*EXERCISE OBJECTIVE:*
Here are some records. Copy each one exactly.

---------- INPUT DATA

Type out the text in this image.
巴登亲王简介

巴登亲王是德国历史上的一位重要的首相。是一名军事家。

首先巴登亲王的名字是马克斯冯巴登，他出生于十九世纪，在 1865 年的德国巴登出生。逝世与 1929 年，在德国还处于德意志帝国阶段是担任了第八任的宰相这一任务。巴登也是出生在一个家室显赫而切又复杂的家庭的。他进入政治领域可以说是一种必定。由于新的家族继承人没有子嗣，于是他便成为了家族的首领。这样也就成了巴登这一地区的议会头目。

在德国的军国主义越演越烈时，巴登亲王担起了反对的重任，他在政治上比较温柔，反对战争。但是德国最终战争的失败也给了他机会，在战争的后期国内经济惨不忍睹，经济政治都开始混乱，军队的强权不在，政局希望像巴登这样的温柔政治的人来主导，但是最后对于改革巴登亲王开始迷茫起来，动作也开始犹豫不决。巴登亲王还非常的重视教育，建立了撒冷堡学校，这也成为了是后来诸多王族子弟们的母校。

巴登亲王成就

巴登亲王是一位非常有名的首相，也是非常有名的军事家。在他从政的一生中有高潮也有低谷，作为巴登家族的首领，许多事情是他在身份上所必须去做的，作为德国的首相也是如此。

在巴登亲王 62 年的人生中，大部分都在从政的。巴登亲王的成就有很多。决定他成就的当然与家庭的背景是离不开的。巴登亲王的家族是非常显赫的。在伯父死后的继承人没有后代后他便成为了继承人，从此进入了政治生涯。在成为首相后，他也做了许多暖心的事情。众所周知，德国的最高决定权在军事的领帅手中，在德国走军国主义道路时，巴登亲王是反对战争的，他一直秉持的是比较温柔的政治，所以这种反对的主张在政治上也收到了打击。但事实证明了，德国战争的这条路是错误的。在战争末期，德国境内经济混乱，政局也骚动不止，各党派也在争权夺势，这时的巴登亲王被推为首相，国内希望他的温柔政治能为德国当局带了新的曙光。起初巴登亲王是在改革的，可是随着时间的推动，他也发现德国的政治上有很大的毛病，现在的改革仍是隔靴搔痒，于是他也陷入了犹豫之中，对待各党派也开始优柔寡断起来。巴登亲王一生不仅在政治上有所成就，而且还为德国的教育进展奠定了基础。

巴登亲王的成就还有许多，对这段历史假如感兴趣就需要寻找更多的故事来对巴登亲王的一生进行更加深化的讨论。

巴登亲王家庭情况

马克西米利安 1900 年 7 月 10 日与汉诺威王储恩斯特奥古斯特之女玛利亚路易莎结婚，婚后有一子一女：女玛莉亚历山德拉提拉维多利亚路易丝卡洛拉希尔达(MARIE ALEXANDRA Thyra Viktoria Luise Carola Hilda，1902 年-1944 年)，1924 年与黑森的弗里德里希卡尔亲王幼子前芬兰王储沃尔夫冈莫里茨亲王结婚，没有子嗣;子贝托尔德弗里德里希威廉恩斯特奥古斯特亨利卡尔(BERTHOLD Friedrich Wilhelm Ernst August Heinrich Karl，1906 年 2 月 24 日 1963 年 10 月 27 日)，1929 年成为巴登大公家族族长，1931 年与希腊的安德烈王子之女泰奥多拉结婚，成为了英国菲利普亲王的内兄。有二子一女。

--------------------

*WRITTEN ANSWER:*
Type out the text in this image.
巴登亲王简介

巴登亲王是德国历史上的一位重要的首相。是一名军事家。

首先巴登亲王的名字是马克斯冯巴登，他出生于十九世纪，在 1865 年的德国巴登出生。逝世与 1929 年，在德国还处于德意志帝国阶段是担任了第八任的宰相这一任务。巴登也是出生在一个家室显赫而切又复杂的家庭的。他进入政治领域可以说是一种必定。由于新的家族继承人没有子嗣，于是他便成为了家族的首领。这样也就成了巴登这一地区的议会头目。

在德国的军国主义越演越烈时，巴登亲王担起了反对的重任，他在政治上比较温柔，反对战争。但是德国最终战争的失败也给了他机会，在战争的后期国内经济惨不忍睹，经济政治都开始混乱，军队的强权不在，政局希望像巴登这样的温柔政治的人来主导，但是最后对于改革巴登亲王开始迷茫起来，动作也开始犹豫不决。巴登亲王还非常的重视教育，建立了撒冷堡学校，这也成为了是后来诸多王族子弟们的母校。

巴登亲王成就

巴登亲王是一位非常有名的首相，也是非常有名的军事家。在他从政的一生中有高潮也有低谷，作为巴登家族的首领，许多事情是他在身份上所必须去做的，作为德国的首相也是如此。

在巴登亲王 62 年的人生中，大部分都在从政的。巴登亲王的成就有很多。决定他成就的当然与家庭的背景是离不开的。巴登亲王的家族是非常显赫的。在伯父死后的继承人没有后代后他便成为了继承人，从此进入了政治生涯。在成为首相后，他也做了许多暖心的事情。众所周知，德国的最高决定权在军事的领帅手中，在德国走军国主义道路时，巴登亲王是反对战争的，他一直秉持的是比较温柔的政治，所以这种反对的主张在政治上也收到了打击。但事实证明了，德国战争的这条路是错误的。在战争末期，德国境内经济混乱，政局也骚动不止，各党派也在争权夺势，这时的巴登亲王被推为首相，国内希望他的温柔政治能为德国当局带了新的曙光。起初巴登亲王是在改革的，可是随着时间的推动，他也发现德国的政治上有很大的毛病，现在的改革仍是隔靴搔痒，于是他也陷入了犹豫之中，对待各党派也开始优柔寡断起来。巴登亲王一生不仅在政治上有所成就，而且还为德国的教育进展奠定了基础。

巴登亲王的成就还有许多，对这段历史假如感兴趣就需要寻找更多的故事来对巴登亲王的一生进行更加深化的讨论。

巴登亲王家庭情况

马克西米利安 1900 年 7 月 10 日与汉诺威王储恩斯特奥古斯特之女玛利亚路易莎结婚，婚后有一子一女：女玛莉亚历山德拉提拉维多利亚路易丝卡洛拉希尔达(MARIE ALEXANDRA Thyra Viktoria Luise Carola Hilda，1902 年-1944 年)，1924 年与黑森的弗里德里希卡尔亲王幼子前芬兰王储沃尔夫冈莫里茨亲王结婚，没有子嗣;子贝托尔德弗里德里希威廉恩斯特奥古斯特亨利卡尔(BERTHOLD Friedrich Wilhelm Ernst August Heinrich Karl，1906 年 2 月 24 日 1963 年 10 月 27 日)，1929 年成为巴登大公家族族长，1931 年与希腊的安德烈王子之女泰奥多拉结婚，成为了英国菲利普亲王的内兄。有二子一女。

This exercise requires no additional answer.